10/09/2026
Aujourd’hui, 10 septembre, c’est la Journée mondiale de prévention du su***de.
Et ce sujet nous concerne tous.
Derrière un su***de, il y a une personne.
Une personne qui a souffert, parfois en silence, parfois depuis longtemps.
Une personne dont la souffrance a fini par prendre tellement de place qu’elle ne voyait plus d’autre issue.
Dans une crise suicidaire, la pensée peut devenir très différente : « Je veux que ça s’arrête. »
Et lorsque la souffrance devient insupportable, le su***de peut alors apparaître comme une solution pour ne plus souffrir.
C’est aussi pour cela que je parle autant de bien-être, de régulation émotionnelle, de confiance en soi et de connaissance de soi.
Pas comme une recette miracle évidemment!
Pas non plus pour remplacer un accompagnement médical ou psychologique lorsque celui-ci est nécessaire.
Mais parce qu’apprendre à prendre soin de soi, à écouter ses signaux, à comprendre ce qui se passe en soi et à demander de l’aide avant d’arriver au point de rupture, ça s’apprend.
Alors oui, je le répète : Se sentir bien, ça s’apprend.
Et demander de l’aide aussi.
Si vous êtes vous-même en souffrance ou si vous vous inquiétez pour quelqu’un, le 3114 est disponible gratuitement, 24h/24 et 7j/7, partout en France. Vous pouvez appeler même si vous êtes un proche ou si vous ne savez simplement plus quoi faire.
Aujourd’hui, le message de la Journée mondiale de prévention du su***de est justement d’ouvrir la conversation et de sortir du silence.
Parlons-en. Écoutons-nous. Prenons soin de nous.

—————

→ **Exercices à faire**:
a – Réécrivez l'extrait depuis « Une personne dont » jusqu'à « ne plus souffrir. » inclus, en remplaçant « insupportable » par « intolérable ».
b – D'après l'extrait, quel numéro est disponible gratuitement, 24h/24 et 7j/7, partout en France ?

—————

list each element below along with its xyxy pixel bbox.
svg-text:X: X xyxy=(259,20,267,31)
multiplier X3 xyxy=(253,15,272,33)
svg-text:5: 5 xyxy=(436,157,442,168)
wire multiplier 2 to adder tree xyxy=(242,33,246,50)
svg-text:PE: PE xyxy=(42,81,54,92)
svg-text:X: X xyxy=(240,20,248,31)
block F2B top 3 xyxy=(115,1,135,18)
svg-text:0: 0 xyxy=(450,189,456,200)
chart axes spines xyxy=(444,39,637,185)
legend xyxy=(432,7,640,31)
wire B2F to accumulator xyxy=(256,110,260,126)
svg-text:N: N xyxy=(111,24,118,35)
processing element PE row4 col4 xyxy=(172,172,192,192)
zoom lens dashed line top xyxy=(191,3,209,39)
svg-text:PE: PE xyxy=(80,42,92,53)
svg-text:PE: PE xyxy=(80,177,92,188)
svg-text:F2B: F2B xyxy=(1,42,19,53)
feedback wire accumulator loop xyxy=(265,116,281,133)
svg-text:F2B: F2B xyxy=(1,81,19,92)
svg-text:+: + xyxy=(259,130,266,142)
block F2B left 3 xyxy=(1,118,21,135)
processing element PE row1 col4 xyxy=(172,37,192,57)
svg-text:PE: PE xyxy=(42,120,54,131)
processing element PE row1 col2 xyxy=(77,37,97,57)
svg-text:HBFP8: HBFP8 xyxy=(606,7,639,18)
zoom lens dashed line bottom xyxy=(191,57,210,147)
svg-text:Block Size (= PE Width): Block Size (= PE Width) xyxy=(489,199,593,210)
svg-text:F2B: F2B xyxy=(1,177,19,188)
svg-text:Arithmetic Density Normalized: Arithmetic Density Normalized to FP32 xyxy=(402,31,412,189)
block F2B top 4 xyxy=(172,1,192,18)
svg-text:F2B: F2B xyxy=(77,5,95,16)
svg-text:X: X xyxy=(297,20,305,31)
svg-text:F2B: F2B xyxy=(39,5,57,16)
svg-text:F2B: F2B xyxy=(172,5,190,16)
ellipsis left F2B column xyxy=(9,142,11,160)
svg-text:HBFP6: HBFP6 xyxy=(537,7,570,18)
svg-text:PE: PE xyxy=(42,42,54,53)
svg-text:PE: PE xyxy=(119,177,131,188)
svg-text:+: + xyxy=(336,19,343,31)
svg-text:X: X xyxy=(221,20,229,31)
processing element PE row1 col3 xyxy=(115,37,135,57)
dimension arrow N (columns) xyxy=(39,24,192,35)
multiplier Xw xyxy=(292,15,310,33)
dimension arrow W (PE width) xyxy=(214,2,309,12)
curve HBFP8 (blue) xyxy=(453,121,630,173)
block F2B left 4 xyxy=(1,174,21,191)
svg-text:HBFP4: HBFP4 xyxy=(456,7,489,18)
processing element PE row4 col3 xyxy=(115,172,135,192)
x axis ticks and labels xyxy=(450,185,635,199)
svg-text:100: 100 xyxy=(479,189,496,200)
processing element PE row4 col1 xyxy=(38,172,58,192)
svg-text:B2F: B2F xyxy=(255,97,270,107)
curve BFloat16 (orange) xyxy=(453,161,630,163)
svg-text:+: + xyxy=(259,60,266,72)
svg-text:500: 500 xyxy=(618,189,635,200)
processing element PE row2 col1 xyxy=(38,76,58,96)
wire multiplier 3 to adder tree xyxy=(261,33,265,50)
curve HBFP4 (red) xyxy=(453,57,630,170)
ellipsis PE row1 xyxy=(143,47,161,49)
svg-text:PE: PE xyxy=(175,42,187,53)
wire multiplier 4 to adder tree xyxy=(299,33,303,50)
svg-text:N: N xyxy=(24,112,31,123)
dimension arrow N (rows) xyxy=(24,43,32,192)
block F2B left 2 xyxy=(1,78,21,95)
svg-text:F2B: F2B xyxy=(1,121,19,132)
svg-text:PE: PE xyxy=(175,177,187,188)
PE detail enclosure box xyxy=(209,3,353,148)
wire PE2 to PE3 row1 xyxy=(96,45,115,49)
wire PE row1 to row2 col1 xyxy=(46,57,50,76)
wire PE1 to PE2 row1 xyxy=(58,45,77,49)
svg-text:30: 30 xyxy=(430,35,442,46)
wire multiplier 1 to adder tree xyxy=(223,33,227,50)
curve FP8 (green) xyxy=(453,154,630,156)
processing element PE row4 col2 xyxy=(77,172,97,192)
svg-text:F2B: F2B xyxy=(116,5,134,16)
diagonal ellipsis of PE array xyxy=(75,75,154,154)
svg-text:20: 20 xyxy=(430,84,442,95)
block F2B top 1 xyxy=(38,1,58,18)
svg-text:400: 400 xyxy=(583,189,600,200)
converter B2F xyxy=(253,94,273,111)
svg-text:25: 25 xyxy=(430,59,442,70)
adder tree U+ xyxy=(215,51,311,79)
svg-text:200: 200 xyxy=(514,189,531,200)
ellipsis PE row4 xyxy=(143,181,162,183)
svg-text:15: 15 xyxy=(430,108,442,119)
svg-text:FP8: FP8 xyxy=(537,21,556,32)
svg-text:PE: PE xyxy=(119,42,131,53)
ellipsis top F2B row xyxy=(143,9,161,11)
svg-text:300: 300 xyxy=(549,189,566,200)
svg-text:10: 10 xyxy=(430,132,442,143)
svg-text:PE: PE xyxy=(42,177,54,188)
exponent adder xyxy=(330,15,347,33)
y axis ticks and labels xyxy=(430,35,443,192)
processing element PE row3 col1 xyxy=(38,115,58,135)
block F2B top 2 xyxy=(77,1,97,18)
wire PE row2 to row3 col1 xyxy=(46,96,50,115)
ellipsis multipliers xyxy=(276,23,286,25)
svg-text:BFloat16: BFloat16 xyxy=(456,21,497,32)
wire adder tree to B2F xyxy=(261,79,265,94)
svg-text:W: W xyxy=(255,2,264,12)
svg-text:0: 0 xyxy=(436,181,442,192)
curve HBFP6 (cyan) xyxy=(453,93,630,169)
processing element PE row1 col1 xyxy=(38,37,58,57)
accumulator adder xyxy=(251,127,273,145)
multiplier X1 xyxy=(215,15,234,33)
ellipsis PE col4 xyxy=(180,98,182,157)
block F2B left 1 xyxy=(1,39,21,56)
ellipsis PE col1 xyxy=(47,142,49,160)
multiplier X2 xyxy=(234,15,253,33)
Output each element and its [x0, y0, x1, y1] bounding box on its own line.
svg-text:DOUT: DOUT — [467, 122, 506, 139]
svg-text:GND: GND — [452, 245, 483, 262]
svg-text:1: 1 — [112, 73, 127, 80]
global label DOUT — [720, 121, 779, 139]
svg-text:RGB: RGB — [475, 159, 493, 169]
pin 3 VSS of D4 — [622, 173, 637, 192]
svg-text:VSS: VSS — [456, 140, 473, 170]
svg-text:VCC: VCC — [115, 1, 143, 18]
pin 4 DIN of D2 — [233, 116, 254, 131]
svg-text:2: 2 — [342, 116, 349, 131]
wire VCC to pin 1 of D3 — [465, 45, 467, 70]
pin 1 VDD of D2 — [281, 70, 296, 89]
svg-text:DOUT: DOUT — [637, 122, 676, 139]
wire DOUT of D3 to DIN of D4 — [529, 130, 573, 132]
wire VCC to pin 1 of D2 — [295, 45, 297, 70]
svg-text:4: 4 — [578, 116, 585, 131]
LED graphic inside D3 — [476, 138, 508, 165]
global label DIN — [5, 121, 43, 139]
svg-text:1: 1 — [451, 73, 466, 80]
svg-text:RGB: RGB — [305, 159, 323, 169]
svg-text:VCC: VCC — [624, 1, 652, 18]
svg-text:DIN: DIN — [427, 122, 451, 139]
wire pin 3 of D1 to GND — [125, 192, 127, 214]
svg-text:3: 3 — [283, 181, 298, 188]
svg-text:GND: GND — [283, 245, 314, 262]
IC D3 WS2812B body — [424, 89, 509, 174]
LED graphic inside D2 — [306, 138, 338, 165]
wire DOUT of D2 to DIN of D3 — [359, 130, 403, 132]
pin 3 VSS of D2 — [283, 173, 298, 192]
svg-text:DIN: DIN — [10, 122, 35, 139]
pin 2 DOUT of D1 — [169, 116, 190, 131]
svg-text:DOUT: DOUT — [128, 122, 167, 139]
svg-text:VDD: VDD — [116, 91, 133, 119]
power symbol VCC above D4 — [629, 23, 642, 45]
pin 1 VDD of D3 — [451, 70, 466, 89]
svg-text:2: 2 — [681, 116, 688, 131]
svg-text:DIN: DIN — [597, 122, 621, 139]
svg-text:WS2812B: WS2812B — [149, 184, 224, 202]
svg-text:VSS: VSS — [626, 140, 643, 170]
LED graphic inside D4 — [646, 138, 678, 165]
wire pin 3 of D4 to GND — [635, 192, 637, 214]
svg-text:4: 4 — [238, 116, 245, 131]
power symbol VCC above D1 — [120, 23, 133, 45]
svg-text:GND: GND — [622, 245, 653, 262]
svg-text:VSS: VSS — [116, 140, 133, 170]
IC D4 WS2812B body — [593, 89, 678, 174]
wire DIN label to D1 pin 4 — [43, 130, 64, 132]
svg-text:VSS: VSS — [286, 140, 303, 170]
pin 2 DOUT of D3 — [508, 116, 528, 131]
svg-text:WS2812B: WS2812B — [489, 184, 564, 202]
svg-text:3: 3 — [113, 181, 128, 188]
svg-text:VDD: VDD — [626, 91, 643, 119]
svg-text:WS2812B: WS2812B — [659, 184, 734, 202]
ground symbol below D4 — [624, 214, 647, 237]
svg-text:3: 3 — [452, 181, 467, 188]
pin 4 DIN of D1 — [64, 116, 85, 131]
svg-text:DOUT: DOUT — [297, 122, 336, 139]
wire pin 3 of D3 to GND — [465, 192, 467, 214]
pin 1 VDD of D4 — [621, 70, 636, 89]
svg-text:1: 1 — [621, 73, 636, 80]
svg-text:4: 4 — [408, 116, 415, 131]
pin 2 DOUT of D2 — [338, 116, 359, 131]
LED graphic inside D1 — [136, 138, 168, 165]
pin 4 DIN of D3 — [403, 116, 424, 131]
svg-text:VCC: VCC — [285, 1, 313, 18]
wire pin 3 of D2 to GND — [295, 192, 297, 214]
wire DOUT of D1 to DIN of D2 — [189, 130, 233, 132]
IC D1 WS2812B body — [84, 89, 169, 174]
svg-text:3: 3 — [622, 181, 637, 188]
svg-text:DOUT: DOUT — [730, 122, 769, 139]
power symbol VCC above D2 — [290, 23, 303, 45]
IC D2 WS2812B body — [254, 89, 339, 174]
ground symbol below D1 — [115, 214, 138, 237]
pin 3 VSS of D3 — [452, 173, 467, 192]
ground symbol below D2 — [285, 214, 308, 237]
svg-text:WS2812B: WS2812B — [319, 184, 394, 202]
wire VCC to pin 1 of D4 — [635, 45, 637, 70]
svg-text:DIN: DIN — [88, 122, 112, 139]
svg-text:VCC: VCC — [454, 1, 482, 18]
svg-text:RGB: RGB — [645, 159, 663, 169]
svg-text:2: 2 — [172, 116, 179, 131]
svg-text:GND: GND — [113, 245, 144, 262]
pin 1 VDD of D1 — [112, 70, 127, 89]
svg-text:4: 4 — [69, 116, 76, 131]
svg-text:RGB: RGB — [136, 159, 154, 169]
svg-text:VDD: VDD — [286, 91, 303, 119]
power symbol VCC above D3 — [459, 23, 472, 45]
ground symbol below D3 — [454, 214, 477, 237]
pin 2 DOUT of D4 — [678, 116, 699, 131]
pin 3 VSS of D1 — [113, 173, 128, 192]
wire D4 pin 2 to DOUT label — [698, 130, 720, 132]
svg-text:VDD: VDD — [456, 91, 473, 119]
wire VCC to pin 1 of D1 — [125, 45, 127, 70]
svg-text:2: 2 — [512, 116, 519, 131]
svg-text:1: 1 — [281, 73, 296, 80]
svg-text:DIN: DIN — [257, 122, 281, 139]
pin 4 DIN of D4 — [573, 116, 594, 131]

—————

→ **Corrigé des exercices**:
a –
Une personne dont la souffrance a fini par prendre tellement de place qu’elle ne voyait plus d’autre issue.
Dans une crise suicidaire, la pensée peut devenir très différente : « Je veux que ça s’arrête. »
Et lorsque la souffrance devient intolérable, le su***de peut alors apparaître comme une solution pour ne plus souffrir.

b – Le 3114.